Data entries:

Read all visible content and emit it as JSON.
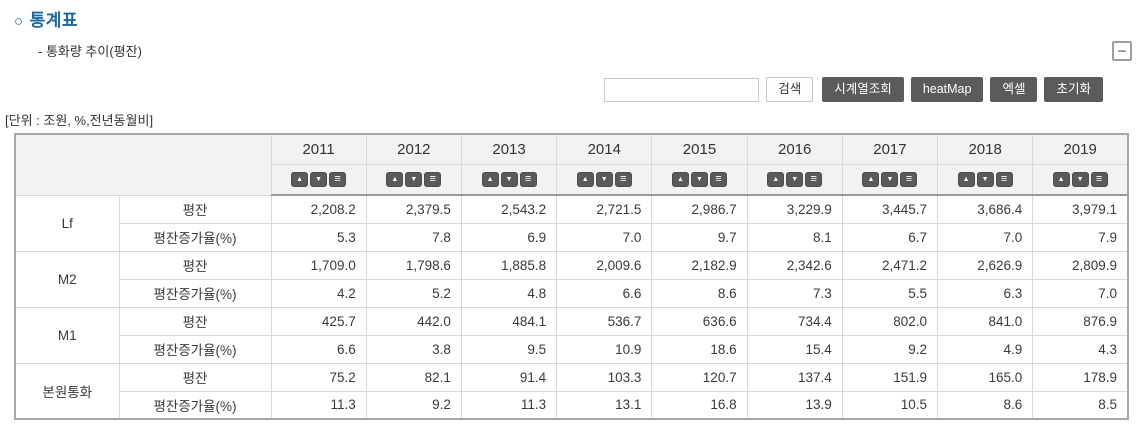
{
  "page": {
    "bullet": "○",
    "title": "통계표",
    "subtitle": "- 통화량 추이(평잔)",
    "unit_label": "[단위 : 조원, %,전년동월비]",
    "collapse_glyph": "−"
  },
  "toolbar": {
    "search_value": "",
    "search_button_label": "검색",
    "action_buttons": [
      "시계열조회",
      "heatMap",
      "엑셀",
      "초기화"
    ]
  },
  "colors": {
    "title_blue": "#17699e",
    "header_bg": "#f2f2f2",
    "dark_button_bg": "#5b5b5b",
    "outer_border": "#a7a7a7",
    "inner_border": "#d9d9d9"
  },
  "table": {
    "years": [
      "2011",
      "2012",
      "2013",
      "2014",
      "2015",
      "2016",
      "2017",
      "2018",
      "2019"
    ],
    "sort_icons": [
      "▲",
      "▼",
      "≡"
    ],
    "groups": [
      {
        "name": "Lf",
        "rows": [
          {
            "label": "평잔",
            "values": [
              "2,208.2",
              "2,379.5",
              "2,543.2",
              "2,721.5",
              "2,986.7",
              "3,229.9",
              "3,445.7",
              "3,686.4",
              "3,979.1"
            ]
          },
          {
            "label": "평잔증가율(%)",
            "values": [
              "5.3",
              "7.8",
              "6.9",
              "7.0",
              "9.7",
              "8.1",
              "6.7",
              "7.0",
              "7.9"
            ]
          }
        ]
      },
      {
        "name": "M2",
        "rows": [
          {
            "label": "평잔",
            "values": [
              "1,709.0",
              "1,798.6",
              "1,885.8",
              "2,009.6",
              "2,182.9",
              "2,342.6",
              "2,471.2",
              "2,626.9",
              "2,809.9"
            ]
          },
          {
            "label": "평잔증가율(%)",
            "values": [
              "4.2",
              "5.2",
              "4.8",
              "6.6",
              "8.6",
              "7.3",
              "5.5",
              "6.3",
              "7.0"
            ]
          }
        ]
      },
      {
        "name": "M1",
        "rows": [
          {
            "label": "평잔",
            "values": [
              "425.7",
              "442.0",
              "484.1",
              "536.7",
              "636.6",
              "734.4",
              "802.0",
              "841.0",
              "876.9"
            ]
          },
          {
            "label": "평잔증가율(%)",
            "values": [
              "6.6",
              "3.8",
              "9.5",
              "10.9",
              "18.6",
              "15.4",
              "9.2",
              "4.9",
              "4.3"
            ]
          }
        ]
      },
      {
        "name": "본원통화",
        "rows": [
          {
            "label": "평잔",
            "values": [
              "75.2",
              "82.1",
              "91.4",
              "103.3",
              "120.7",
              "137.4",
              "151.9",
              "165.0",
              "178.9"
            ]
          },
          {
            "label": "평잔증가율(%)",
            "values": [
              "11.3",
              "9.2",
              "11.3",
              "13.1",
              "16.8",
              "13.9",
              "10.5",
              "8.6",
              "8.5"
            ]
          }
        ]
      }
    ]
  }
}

...

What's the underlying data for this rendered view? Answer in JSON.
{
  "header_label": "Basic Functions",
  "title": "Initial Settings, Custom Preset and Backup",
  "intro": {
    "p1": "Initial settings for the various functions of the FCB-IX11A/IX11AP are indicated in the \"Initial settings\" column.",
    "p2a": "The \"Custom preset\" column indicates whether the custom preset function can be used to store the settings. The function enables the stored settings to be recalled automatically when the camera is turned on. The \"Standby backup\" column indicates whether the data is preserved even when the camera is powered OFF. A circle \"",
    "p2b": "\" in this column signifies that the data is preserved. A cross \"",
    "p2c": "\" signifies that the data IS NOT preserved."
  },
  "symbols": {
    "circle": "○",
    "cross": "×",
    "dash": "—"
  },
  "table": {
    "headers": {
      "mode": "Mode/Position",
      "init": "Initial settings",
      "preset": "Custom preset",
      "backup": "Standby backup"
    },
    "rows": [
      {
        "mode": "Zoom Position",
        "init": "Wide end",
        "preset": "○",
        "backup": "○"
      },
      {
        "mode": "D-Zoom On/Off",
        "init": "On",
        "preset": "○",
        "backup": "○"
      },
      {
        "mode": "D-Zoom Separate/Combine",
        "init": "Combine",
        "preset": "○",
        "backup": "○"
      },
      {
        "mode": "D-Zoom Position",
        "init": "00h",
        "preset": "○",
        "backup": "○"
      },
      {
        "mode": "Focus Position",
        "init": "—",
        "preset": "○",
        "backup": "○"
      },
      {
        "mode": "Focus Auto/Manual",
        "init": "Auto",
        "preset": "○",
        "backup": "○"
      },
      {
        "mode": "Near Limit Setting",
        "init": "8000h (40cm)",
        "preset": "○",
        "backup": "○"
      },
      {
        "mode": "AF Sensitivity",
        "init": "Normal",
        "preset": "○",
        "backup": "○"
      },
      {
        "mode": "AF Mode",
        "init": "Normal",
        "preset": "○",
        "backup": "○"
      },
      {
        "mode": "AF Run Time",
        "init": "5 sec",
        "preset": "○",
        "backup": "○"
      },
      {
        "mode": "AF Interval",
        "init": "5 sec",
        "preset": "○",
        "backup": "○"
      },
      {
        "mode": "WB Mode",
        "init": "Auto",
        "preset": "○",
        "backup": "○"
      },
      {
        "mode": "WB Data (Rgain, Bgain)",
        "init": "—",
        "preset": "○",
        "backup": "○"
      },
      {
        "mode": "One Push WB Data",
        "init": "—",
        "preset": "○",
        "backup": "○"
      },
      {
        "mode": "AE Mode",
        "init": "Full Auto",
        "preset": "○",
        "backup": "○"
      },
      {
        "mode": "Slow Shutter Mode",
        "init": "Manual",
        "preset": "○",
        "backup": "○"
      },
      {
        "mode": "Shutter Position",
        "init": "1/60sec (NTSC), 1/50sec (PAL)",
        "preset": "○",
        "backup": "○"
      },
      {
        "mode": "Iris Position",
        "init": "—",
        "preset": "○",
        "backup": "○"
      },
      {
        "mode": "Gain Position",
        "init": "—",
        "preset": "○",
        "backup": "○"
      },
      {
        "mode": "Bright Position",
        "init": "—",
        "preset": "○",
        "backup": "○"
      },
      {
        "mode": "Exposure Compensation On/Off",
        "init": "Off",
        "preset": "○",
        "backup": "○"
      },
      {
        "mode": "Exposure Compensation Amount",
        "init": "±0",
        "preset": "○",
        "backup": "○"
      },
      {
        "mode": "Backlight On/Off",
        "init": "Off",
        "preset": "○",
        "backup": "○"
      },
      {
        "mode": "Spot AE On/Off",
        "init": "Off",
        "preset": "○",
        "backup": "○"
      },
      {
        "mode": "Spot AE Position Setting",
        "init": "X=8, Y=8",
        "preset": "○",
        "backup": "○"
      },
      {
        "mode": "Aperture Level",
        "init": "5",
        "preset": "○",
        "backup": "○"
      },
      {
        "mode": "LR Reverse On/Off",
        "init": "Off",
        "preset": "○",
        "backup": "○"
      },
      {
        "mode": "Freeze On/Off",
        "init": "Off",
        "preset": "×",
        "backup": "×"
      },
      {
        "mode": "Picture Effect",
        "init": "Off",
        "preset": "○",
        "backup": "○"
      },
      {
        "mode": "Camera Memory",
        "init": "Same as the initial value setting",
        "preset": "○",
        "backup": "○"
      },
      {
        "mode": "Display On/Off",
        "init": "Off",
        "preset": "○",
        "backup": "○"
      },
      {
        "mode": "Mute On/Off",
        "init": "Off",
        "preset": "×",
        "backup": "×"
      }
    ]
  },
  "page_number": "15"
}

==

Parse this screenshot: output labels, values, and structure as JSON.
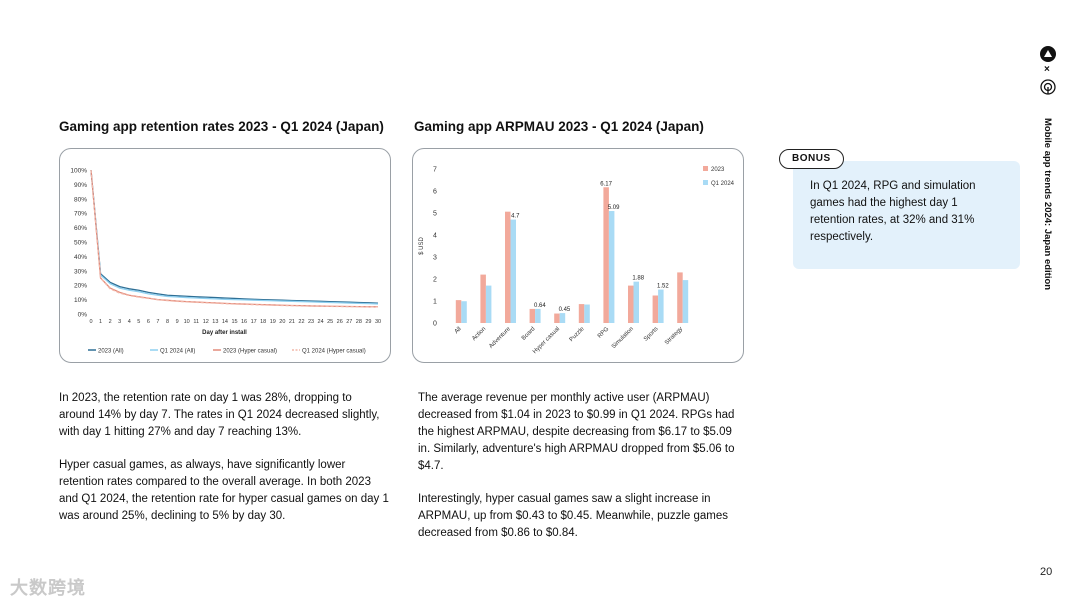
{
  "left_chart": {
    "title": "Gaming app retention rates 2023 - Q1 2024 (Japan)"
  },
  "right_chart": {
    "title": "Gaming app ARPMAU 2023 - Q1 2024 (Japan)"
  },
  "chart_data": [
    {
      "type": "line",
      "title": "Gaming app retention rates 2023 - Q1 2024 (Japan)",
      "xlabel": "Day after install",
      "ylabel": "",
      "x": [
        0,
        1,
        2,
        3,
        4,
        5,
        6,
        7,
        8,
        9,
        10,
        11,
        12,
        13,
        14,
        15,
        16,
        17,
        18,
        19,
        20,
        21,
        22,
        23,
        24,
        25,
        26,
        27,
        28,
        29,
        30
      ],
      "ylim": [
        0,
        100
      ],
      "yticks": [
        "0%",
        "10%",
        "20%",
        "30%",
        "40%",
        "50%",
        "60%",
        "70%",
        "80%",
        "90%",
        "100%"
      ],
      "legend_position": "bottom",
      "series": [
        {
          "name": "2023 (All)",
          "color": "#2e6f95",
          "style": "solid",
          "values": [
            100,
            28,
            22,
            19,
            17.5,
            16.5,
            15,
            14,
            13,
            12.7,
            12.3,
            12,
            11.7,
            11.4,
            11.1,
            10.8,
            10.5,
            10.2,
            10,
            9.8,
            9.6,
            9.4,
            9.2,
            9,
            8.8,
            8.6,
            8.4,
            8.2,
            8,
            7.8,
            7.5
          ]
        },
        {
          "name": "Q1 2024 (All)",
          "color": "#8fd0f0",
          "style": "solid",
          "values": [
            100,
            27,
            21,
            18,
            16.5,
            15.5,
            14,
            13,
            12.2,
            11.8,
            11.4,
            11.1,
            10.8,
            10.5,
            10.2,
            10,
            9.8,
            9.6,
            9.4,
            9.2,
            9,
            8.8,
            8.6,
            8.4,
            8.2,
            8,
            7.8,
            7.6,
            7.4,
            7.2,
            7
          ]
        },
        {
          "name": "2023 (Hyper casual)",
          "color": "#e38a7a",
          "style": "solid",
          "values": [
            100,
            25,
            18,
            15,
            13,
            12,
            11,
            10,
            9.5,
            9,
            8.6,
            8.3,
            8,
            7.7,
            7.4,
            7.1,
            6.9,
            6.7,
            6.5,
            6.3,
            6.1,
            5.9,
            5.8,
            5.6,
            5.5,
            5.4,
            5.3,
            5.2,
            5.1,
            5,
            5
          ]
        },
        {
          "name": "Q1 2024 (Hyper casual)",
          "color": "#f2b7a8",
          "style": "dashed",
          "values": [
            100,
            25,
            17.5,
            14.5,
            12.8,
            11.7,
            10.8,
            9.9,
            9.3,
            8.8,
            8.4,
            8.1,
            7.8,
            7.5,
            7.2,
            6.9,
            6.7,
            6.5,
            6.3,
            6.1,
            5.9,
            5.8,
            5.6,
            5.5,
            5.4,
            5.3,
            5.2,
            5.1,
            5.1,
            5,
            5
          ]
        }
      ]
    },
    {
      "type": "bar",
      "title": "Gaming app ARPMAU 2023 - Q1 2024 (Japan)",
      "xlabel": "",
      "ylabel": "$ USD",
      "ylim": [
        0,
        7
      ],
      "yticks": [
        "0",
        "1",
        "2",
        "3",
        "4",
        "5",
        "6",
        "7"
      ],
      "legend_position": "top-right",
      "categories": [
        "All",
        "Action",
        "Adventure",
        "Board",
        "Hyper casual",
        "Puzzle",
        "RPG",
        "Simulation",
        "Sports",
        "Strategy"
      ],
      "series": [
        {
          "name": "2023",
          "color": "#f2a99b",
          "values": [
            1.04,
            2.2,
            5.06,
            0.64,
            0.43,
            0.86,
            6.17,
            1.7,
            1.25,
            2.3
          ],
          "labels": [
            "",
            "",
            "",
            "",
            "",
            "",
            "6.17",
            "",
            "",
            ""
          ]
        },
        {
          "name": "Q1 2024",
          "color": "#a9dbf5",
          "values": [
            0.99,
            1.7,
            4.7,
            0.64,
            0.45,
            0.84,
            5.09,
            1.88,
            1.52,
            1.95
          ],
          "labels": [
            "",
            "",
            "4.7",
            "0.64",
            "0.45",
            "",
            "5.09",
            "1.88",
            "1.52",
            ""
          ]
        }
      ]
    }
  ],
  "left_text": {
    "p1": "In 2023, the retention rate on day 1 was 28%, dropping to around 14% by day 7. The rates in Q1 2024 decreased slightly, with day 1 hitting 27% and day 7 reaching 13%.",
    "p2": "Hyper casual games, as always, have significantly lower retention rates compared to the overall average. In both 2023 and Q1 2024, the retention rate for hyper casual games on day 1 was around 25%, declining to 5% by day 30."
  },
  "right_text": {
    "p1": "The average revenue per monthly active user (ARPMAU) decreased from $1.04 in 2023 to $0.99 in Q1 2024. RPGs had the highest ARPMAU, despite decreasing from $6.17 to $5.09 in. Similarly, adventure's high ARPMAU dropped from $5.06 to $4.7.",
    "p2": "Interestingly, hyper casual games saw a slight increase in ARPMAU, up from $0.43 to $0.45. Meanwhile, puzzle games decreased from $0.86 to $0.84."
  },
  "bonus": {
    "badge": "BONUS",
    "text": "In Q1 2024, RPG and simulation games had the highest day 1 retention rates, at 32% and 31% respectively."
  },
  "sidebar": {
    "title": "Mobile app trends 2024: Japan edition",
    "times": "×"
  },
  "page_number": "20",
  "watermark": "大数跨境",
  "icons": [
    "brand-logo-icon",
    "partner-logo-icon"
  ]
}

(Written task)
Determine how many lines of this listing contain "Spot", and give only the number.

(Worked answer)
2